++++ SELECTED PASSAGE

Thread

Re: [PATCH] Fix overflow and underflow in regr_r2()

Dean Rasheed <dean.a.rasheed@gmail.com> — 2026-05-16T20:34:25Z
On Sat, 16 May 2026 at 19:43, Tom Lane <tgl@sss.pgh.pa.us> wrote:
>
> Dean Rasheed <dean.a.rasheed@gmail.com> writes:
> > On Sat, 16 May 2026 at 17:45, Tom Lane <tgl@sss.pgh.pa.us> wrote:
> >> One simple change that might make things better is to compute
> >>      PG_RETURN_FLOAT8((Sy - Sx * (Sxy / Sxx)) / N);
> >> on the theory that the sums of products are likely to both be large.
>
> > Hmm, that isn't necessarily better.
>
> True.  We could do something like
>
>         (Sy - exp(log(Sx) + log(Sxy) - log(Sxx))) / N
>
> but this'd require additional special-case code to deal with zero
> or negative Sx and Sxy, so it's feeling rather tedious.

I just had a thought: a simpler (and probably faster and more
accurate) solution would be to use frexp() and ldexp(), which are both
part of C99, so ought to be OK.

I don't think we can ignore underflow, because Sy might be exactly
zero, in which case the second term gives the whole result.

++++++++

__STATED GOAL 1__:
In the patch thread, which two C functions does Dean Rasheed propose using?
__STATED GOAL 2__:
Express the stretch of the listing from the line containing "x-tick-label: 24/03/2022 [369, 428, 412, 438]" through the line containing "x-tick-label: 22/03/2022 [211, 428, 254, 438]" as a numbered list, omitting any blank lines.
The patch thread and the listing have nothing to do with each other.

++++ SOURCE RECORDS

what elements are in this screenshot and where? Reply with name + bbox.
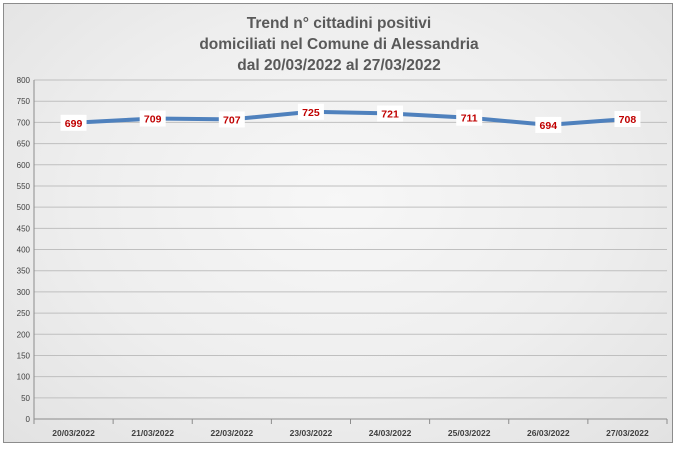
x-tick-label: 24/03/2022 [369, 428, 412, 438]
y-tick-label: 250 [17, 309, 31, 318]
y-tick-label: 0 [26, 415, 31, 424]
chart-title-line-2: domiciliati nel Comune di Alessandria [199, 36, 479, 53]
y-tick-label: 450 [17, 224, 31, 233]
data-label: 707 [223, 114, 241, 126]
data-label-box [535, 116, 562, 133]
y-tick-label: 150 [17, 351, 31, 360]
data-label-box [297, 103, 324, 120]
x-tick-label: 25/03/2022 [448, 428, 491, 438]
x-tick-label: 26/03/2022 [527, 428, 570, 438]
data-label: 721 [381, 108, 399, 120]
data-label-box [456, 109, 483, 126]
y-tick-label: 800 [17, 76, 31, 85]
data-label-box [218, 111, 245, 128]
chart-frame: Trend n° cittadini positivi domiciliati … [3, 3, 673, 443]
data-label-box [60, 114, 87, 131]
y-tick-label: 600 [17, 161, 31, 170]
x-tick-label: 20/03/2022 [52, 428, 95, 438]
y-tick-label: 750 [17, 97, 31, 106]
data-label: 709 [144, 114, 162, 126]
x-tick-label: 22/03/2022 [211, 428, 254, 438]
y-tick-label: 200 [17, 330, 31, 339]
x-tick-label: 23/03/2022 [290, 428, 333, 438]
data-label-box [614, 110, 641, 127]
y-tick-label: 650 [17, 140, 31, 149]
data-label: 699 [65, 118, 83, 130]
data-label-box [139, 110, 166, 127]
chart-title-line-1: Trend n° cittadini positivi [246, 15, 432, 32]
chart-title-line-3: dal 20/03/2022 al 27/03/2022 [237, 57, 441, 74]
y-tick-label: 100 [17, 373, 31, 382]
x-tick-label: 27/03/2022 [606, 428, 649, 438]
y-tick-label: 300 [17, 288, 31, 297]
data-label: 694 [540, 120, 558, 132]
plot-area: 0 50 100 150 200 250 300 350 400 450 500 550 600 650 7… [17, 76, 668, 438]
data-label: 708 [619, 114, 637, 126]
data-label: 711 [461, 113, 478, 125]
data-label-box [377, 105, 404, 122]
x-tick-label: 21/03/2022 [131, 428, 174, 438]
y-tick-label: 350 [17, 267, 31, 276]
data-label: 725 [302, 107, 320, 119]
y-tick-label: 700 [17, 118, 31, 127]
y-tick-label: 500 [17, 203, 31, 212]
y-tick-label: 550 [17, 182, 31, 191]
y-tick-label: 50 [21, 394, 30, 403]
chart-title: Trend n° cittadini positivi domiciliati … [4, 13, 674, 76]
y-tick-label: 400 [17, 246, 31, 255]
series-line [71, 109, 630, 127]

++++++++
++++ SOURCE RECORDS

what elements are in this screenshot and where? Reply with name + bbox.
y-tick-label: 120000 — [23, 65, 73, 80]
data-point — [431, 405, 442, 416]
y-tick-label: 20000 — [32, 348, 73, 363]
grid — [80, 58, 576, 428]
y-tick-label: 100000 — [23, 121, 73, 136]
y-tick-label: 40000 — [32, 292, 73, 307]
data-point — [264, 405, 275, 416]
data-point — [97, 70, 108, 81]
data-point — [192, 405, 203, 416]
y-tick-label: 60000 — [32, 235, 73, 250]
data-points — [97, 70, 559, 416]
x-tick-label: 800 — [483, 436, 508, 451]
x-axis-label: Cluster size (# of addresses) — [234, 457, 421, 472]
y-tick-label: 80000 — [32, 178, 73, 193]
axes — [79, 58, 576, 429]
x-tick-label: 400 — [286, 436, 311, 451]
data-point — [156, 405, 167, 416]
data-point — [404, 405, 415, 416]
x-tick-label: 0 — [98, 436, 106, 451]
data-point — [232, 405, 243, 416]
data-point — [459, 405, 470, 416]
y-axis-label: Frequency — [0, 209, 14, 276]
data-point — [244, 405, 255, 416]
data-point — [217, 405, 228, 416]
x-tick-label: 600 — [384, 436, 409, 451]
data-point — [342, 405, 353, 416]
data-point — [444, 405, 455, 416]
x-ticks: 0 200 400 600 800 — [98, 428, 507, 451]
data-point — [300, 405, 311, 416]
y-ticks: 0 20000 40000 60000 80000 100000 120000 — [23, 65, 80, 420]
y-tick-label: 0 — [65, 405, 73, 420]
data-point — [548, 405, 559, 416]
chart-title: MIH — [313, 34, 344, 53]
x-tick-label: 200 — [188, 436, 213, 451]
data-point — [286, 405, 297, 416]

++++++++

__RIGHT ANSWER 1__:
frexp() and ldexp()

__RIGHT ANSWER 2__:
1. x-tick-label: 24/03/2022 [369, 428, 412, 438]
2. y-tick-label: 250 [17, 309, 31, 318]
3. y-tick-label: 0 [26, 415, 31, 424]
4. chart-title-line-2: domiciliati nel Comune di Alessandria [199, 36, 479, 53]
5. y-tick-label: 450 [17, 224, 31, 233]
6. data-label: 707 [223, 114, 241, 126]
7. data-label-box [535, 116, 562, 133]
8. y-tick-label: 150 [17, 351, 31, 360]
9. data-label-box [297, 103, 324, 120]
10. x-tick-label: 25/03/2022 [448, 428, 491, 438]
11. x-tick-label: 26/03/2022 [527, 428, 570, 438]
12. data-label: 721 [381, 108, 399, 120]
13. data-label-box [456, 109, 483, 126]
14. y-tick-label: 800 [17, 76, 31, 85]
15. data-label-box [218, 111, 245, 128]
16. chart-frame: Trend n° cittadini positivi domiciliati … [3, 3, 673, 443]
17. data-label-box [60, 114, 87, 131]
18. y-tick-label: 600 [17, 161, 31, 170]
19. x-tick-label: 20/03/2022 [52, 428, 95, 438]
20. y-tick-label: 750 [17, 97, 31, 106]
21. data-label: 709 [144, 114, 162, 126]
22. x-tick-label: 22/03/2022 [211, 428, 254, 438]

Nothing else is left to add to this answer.